Task to complete: Write out the records word for word, from the very first line through the line containing "contour-label: 3 (332, 34, 348, 45)", with both of those lines included.

Provided data:
-----

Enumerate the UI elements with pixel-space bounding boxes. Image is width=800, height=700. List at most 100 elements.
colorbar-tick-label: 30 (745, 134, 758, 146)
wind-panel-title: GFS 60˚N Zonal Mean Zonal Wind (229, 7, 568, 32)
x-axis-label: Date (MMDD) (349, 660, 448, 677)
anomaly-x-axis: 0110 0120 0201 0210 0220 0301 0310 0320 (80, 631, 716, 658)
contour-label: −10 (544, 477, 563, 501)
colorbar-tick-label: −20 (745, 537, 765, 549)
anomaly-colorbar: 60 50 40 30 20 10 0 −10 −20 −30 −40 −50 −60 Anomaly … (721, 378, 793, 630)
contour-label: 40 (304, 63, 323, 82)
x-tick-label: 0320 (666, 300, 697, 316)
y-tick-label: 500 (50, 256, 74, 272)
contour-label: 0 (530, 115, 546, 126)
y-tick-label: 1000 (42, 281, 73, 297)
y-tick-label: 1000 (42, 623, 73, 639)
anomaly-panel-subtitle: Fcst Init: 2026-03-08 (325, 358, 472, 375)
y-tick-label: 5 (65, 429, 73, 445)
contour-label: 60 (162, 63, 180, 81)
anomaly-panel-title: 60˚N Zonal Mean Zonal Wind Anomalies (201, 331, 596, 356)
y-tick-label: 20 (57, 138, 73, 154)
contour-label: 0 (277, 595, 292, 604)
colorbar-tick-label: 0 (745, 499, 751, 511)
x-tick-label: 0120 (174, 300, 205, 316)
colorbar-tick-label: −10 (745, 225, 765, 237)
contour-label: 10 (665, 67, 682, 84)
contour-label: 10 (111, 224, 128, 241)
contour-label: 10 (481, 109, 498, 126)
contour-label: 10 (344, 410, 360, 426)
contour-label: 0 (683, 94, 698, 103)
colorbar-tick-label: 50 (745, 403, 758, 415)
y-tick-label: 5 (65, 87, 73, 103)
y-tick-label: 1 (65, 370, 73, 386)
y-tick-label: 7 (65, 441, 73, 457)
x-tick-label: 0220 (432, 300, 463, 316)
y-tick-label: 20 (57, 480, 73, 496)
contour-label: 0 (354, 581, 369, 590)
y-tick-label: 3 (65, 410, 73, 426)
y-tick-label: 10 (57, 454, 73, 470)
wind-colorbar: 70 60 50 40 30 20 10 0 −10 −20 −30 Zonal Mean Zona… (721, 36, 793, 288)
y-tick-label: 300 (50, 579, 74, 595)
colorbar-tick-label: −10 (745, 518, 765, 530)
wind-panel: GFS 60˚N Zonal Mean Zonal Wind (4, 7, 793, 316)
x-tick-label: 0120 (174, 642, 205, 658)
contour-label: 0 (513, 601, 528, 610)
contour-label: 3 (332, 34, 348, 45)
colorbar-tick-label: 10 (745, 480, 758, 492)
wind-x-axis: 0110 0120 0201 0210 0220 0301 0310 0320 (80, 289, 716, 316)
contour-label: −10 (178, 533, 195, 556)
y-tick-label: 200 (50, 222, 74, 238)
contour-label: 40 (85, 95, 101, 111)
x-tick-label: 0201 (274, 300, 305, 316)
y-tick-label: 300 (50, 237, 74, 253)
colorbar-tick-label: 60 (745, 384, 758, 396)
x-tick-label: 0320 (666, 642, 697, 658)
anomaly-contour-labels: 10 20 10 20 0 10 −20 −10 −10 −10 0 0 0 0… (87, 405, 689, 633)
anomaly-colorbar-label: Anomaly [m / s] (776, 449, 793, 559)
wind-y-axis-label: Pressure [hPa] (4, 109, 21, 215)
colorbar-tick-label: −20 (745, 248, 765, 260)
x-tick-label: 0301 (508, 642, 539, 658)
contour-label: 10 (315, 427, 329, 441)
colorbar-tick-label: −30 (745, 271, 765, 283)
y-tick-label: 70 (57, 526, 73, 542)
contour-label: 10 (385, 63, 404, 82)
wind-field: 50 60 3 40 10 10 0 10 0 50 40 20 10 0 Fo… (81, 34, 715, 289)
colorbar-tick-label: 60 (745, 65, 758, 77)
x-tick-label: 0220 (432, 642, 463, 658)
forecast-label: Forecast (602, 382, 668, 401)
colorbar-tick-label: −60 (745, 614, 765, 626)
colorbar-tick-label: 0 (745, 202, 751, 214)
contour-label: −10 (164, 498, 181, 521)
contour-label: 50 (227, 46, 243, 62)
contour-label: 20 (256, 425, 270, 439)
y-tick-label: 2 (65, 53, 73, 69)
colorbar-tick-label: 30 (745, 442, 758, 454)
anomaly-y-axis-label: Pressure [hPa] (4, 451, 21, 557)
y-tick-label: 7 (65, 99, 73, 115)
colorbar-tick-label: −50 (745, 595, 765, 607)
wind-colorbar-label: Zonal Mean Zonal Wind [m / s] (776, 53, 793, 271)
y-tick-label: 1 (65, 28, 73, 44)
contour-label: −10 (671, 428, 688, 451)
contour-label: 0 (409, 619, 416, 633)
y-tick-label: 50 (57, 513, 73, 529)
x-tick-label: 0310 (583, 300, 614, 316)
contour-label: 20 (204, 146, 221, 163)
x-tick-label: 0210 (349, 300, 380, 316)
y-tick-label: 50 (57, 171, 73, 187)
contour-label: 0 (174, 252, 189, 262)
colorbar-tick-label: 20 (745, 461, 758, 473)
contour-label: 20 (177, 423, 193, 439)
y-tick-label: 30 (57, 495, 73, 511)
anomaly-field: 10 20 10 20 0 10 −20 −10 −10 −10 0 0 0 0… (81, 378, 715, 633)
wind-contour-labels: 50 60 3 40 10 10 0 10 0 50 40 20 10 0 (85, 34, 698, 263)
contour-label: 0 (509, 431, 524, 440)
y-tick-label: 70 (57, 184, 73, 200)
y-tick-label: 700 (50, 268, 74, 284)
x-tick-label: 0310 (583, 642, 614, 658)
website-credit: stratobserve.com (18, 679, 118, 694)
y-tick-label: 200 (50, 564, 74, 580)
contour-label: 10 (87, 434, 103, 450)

-----

Written response:
Enumerate the UI elements with pixel-space bounding boxes. Image is width=800, height=700. List at most 100 elements.
colorbar-tick-label: 30 (745, 134, 758, 146)
wind-panel-title: GFS 60˚N Zonal Mean Zonal Wind (229, 7, 568, 32)
x-axis-label: Date (MMDD) (349, 660, 448, 677)
anomaly-x-axis: 0110 0120 0201 0210 0220 0301 0310 0320 (80, 631, 716, 658)
contour-label: −10 (544, 477, 563, 501)
colorbar-tick-label: −20 (745, 537, 765, 549)
anomaly-colorbar: 60 50 40 30 20 10 0 −10 −20 −30 −40 −50 −60 Anomaly … (721, 378, 793, 630)
contour-label: 40 (304, 63, 323, 82)
x-tick-label: 0320 (666, 300, 697, 316)
y-tick-label: 500 (50, 256, 74, 272)
contour-label: 0 (530, 115, 546, 126)
y-tick-label: 1000 (42, 281, 73, 297)
y-tick-label: 1000 (42, 623, 73, 639)
anomaly-panel-subtitle: Fcst Init: 2026-03-08 (325, 358, 472, 375)
y-tick-label: 5 (65, 429, 73, 445)
contour-label: 60 (162, 63, 180, 81)
anomaly-panel-title: 60˚N Zonal Mean Zonal Wind Anomalies (201, 331, 596, 356)
y-tick-label: 20 (57, 138, 73, 154)
contour-label: 0 (277, 595, 292, 604)
colorbar-tick-label: 0 (745, 499, 751, 511)
x-tick-label: 0120 (174, 300, 205, 316)
colorbar-tick-label: −10 (745, 225, 765, 237)
contour-label: 10 (665, 67, 682, 84)
contour-label: 10 (111, 224, 128, 241)
contour-label: 10 (481, 109, 498, 126)
contour-label: 10 (344, 410, 360, 426)
contour-label: 0 (683, 94, 698, 103)
colorbar-tick-label: 50 (745, 403, 758, 415)
y-tick-label: 5 (65, 87, 73, 103)
y-tick-label: 1 (65, 370, 73, 386)
y-tick-label: 7 (65, 441, 73, 457)
x-tick-label: 0220 (432, 300, 463, 316)
y-tick-label: 20 (57, 480, 73, 496)
contour-label: 0 (354, 581, 369, 590)
y-tick-label: 3 (65, 410, 73, 426)
y-tick-label: 10 (57, 454, 73, 470)
wind-colorbar: 70 60 50 40 30 20 10 0 −10 −20 −30 Zonal Mean Zona… (721, 36, 793, 288)
y-tick-label: 300 (50, 579, 74, 595)
colorbar-tick-label: −10 (745, 518, 765, 530)
wind-panel: GFS 60˚N Zonal Mean Zonal Wind (4, 7, 793, 316)
x-tick-label: 0120 (174, 642, 205, 658)
contour-label: 0 (513, 601, 528, 610)
contour-label: 3 (332, 34, 348, 45)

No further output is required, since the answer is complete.